WHAT IS REQUIRED — Write out the listing below again, precisely as it is given.

EXTRACTED ENTRIES —
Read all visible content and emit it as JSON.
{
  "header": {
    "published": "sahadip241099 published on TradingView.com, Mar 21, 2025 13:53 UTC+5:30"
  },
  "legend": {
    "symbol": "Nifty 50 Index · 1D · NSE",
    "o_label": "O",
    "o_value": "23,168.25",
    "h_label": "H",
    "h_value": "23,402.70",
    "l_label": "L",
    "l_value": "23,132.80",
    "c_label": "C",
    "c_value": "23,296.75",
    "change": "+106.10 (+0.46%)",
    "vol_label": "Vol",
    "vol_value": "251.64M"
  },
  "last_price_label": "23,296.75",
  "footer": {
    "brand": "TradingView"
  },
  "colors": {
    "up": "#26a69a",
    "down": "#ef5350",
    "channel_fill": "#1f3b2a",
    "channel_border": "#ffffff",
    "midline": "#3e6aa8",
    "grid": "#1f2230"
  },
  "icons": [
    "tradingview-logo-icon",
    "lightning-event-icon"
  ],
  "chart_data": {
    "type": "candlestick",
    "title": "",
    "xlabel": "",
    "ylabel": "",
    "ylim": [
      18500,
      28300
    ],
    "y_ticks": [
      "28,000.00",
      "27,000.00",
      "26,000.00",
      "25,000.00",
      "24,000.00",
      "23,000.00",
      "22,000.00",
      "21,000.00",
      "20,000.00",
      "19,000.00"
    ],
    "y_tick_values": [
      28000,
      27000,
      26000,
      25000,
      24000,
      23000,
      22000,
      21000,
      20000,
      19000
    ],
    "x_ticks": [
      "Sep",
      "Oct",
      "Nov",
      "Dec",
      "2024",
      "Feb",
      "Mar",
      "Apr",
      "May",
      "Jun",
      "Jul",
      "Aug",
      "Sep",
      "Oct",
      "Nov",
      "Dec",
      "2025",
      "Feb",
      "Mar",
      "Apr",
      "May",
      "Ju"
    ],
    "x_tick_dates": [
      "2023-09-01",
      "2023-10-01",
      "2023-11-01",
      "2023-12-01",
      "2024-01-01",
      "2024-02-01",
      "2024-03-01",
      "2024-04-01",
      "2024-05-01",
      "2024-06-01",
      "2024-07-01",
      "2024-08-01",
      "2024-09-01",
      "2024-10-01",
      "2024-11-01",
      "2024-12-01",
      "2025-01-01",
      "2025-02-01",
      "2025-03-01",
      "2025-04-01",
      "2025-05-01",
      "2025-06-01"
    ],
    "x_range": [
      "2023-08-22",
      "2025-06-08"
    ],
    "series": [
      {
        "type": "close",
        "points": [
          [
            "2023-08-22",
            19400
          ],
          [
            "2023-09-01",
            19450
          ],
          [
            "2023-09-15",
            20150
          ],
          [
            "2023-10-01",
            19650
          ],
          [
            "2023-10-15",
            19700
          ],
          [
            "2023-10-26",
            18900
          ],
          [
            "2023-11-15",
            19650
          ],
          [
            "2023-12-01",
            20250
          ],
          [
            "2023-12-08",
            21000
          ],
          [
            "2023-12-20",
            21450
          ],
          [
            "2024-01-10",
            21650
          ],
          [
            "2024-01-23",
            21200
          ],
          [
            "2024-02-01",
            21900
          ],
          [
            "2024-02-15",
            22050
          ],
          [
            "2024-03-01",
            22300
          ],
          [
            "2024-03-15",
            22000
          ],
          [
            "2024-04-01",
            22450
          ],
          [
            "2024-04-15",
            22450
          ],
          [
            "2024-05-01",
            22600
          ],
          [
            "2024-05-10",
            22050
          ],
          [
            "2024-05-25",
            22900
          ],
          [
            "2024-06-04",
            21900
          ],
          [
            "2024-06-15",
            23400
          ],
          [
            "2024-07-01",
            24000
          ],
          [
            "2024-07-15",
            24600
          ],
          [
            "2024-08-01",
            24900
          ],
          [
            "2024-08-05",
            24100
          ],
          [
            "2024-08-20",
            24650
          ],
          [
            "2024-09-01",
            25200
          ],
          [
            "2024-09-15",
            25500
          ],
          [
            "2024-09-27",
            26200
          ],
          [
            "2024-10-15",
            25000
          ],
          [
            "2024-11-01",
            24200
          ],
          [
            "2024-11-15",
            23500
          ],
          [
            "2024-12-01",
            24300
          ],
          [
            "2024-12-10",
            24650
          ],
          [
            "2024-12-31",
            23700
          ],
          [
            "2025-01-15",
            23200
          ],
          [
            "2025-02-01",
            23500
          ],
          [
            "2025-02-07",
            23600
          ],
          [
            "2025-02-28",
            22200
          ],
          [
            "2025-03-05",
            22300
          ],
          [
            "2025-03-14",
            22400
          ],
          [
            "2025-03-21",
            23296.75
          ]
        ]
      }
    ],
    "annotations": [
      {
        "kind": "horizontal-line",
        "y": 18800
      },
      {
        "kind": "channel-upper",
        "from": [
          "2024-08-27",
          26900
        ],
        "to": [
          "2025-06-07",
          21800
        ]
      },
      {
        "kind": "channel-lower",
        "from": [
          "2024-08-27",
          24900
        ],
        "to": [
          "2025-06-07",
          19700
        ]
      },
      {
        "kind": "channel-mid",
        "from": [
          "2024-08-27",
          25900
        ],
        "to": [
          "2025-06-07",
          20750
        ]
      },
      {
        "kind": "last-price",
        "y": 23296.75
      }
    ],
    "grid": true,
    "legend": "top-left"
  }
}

FINAL ANSWER —
Read all visible content and emit it as JSON.
{
  "header": {
    "published": "sahadip241099 published on TradingView.com, Mar 21, 2025 13:53 UTC+5:30"
  },
  "legend": {
    "symbol": "Nifty 50 Index · 1D · NSE",
    "o_label": "O",
    "o_value": "23,168.25",
    "h_label": "H",
    "h_value": "23,402.70",
    "l_label": "L",
    "l_value": "23,132.80",
    "c_label": "C",
    "c_value": "23,296.75",
    "change": "+106.10 (+0.46%)",
    "vol_label": "Vol",
    "vol_value": "251.64M"
  },
  "last_price_label": "23,296.75",
  "footer": {
    "brand": "TradingView"
  },
  "colors": {
    "up": "#26a69a",
    "down": "#ef5350",
    "channel_fill": "#1f3b2a",
    "channel_border": "#ffffff",
    "midline": "#3e6aa8",
    "grid": "#1f2230"
  },
  "icons": [
    "tradingview-logo-icon",
    "lightning-event-icon"
  ],
  "chart_data": {
    "type": "candlestick",
    "title": "",
    "xlabel": "",
    "ylabel": "",
    "ylim": [
      18500,
      28300
    ],
    "y_ticks": [
      "28,000.00",
      "27,000.00",
      "26,000.00",
      "25,000.00",
      "24,000.00",
      "23,000.00",
      "22,000.00",
      "21,000.00",
      "20,000.00",
      "19,000.00"
    ],
    "y_tick_values": [
      28000,
      27000,
      26000,
      25000,
      24000,
      23000,
      22000,
      21000,
      20000,
      19000
    ],
    "x_ticks": [
      "Sep",
      "Oct",
      "Nov",
      "Dec",
      "2024",
      "Feb",
      "Mar",
      "Apr",
      "May",
      "Jun",
      "Jul",
      "Aug",
      "Sep",
      "Oct",
      "Nov",
      "Dec",
      "2025",
      "Feb",
      "Mar",
      "Apr",
      "May",
      "Ju"
    ],
    "x_tick_dates": [
      "2023-09-01",
      "2023-10-01",
      "2023-11-01",
      "2023-12-01",
      "2024-01-01",
      "2024-02-01",
      "2024-03-01",
      "2024-04-01",
      "2024-05-01",
      "2024-06-01",
      "2024-07-01",
      "2024-08-01",
      "2024-09-01",
      "2024-10-01",
      "2024-11-01",
      "2024-12-01",
      "2025-01-01",
      "2025-02-01",
      "2025-03-01",
      "2025-04-01",
      "2025-05-01",
      "2025-06-01"
    ],
    "x_range": [
      "2023-08-22",
      "2025-06-08"
    ],
    "series": [
      {
        "type": "close",
        "points": [
          [
            "2023-08-22",
            19400
          ],
          [
            "2023-09-01",
            19450
          ],
          [
            "2023-09-15",
            20150
          ],
          [
            "2023-10-01",
            19650
          ],
          [
            "2023-10-15",
            19700
          ],
          [
            "2023-10-26",
            18900
          ],
          [
            "2023-11-15",
            19650
          ],
          [
            "2023-12-01",
            20250
          ],
          [
            "2023-12-08",
            21000
          ],
          [
            "2023-12-20",
            21450
          ],
          [
            "2024-01-10",
            21650
          ],
          [
            "2024-01-23",
            21200
          ],
          [
            "2024-02-01",
            21900
          ],
          [
            "2024-02-15",
            22050
          ],
          [
            "2024-03-01",
            22300
          ],
          [
            "2024-03-15",
            22000
          ],
          [
            "2024-04-01",
            22450
          ],
          [
            "2024-04-15",
            22450
          ],
          [
            "2024-05-01",
            22600
          ],
          [
            "2024-05-10",
            22050
          ],
          [
            "2024-05-25",
            22900
          ],
          [
            "2024-06-04",
            21900
          ],
          [
            "2024-06-15",
            23400
          ],
          [
            "2024-07-01",
            24000
          ],
          [
            "2024-07-15",
            24600
          ],
          [
            "2024-08-01",
            24900
          ],
          [
            "2024-08-05",
            24100
          ],
          [
            "2024-08-20",
            24650
          ],
          [
            "2024-09-01",
            25200
          ],
          [
            "2024-09-15",
            25500
          ],
          [
            "2024-09-27",
            26200
          ],
          [
            "2024-10-15",
            25000
          ],
          [
            "2024-11-01",
            24200
          ],
          [
            "2024-11-15",
            23500
          ],
          [
            "2024-12-01",
            24300
          ],
          [
            "2024-12-10",
            24650
          ],
          [
            "2024-12-31",
            23700
          ],
          [
            "2025-01-15",
            23200
          ],
          [
            "2025-02-01",
            23500
          ],
          [
            "2025-02-07",
            23600
          ],
          [
            "2025-02-28",
            22200
          ],
          [
            "2025-03-05",
            22300
          ],
          [
            "2025-03-14",
            22400
          ],
          [
            "2025-03-21",
            23296.75
          ]
        ]
      }
    ],
    "annotations": [
      {
        "kind": "horizontal-line",
        "y": 18800
      },
      {
        "kind": "channel-upper",
        "from": [
          "2024-08-27",
          26900
        ],
        "to": [
          "2025-06-07",
          21800
        ]
      },
      {
        "kind": "channel-lower",
        "from": [
          "2024-08-27",
          24900
        ],
        "to": [
          "2025-06-07",
          19700
        ]
      },
      {
        "kind": "channel-mid",
        "from": [
          "2024-08-27",
          25900
        ],
        "to": [
          "2025-06-07",
          20750
        ]
      },
      {
        "kind": "last-price",
        "y": 23296.75
      }
    ],
    "grid": true,
    "legend": "top-left"
  }
}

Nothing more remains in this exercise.